**Supplied passage:**
Wednesday, October 7, 2009

hive map reduce in java

In my last post, I went through an example of writing custom reduce scripts in hive.

Writing a streaming reducer requires a lot of the same work to check for when keys change. Additionally, in java, there's a decent amount of boilerplate to go through just to read the columns from stdin.

To help with this, I put together a really simple little framework that more closely resembles the hadoop Mapper and Reducer interfaces.

To use it, you just need to write a really simple reduce method:
  void reduce(String key, Iterator<String[]> records, Output output);

The helper code will handle all IO, as well as the grouping together of records that have the same key. The 'records' Iterator will run you through all rows that have the key specified in key. It is assumed that the first column is the key. Each element in the String[] record represents a column. These rows aren't buffered in memory or anything, so it can handle any arbitrary number of rows.

Here's the complete example from the my reduce example, in java (even shorter than perl).

**Data records:**
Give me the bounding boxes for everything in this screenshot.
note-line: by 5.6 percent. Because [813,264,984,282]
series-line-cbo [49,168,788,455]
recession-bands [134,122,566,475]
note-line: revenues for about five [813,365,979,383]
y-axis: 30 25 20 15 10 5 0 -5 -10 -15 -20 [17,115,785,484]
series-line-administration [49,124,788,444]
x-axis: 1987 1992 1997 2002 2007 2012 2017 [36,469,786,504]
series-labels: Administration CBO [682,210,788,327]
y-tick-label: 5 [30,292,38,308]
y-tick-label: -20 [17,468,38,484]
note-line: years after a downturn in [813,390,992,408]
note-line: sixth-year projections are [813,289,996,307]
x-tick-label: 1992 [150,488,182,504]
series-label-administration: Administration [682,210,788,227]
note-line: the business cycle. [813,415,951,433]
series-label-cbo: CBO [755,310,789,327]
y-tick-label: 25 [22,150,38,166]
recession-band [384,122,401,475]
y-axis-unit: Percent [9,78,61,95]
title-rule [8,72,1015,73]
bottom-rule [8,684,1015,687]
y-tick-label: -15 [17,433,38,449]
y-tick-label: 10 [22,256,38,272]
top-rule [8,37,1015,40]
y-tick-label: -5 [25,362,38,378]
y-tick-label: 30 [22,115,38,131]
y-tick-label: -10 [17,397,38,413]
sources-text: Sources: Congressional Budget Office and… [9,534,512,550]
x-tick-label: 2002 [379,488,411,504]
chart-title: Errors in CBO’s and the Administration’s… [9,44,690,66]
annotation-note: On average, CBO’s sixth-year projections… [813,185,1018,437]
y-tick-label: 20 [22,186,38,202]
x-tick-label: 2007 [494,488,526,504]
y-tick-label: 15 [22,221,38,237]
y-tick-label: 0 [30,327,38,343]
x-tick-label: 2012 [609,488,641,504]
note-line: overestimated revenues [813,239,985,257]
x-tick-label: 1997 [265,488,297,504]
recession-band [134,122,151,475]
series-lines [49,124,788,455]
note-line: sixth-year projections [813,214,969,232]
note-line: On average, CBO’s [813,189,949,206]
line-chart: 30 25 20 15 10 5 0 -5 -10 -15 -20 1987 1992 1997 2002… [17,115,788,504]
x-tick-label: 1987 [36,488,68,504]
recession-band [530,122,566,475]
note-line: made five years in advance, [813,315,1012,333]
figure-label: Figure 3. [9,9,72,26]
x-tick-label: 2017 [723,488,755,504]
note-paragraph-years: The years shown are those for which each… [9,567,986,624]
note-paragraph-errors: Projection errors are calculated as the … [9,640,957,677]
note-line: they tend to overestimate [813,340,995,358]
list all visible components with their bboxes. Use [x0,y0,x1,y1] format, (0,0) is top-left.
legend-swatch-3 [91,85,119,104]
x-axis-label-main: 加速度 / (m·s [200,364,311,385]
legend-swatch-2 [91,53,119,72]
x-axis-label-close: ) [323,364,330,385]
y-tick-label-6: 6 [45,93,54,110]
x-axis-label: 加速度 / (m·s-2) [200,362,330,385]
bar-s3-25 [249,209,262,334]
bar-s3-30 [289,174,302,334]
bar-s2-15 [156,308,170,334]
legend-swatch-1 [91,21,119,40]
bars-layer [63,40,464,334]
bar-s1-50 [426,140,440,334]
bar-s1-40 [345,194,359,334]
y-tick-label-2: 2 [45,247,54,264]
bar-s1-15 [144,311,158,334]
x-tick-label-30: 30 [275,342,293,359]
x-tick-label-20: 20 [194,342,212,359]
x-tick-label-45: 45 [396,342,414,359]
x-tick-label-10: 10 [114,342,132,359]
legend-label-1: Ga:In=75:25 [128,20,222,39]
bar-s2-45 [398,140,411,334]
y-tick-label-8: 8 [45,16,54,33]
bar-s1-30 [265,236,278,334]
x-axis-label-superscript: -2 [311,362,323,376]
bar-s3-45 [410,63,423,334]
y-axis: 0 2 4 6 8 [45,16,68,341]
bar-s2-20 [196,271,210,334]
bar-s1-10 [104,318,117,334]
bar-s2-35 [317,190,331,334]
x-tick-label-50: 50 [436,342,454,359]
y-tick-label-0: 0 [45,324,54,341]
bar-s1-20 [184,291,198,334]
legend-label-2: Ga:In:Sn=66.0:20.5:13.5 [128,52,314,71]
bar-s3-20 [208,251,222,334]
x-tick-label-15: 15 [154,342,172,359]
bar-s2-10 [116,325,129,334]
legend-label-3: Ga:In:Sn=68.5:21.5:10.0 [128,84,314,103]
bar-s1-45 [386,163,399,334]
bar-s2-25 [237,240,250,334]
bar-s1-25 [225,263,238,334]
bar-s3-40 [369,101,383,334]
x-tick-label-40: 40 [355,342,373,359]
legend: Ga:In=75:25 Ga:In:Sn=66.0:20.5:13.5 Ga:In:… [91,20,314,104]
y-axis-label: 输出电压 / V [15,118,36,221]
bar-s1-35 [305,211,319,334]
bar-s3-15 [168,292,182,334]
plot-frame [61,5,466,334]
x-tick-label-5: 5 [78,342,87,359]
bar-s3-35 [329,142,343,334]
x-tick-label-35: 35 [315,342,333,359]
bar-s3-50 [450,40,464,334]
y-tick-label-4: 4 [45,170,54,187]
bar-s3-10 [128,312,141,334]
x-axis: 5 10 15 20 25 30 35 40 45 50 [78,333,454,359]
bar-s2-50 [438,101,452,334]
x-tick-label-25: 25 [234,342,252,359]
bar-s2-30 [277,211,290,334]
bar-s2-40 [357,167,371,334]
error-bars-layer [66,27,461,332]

**Required action 1:** Rewrite the part of the hive map reduce post that opens with the words containing "In my last post, I" and closes with "and Reducer interfaces.", replacing "boilerplate" with "repetitive setup code".
**Required action 2:** According to the hive map reduce post, which column does the helper code assume is the key?
Nothing in the listing matters for this work.

**Exercise result 1:**
In my last post, I went through an example of writing custom reduce scripts in hive.

Writing a streaming reducer requires a lot of the same work to check for when keys change. Additionally, in java, there's a decent amount of repetitive setup code to go through just to read the columns from stdin.

To help with this, I put together a really simple little framework that more closely resembles the hadoop Mapper and Reducer interfaces.

**Exercise result 2:** The first column.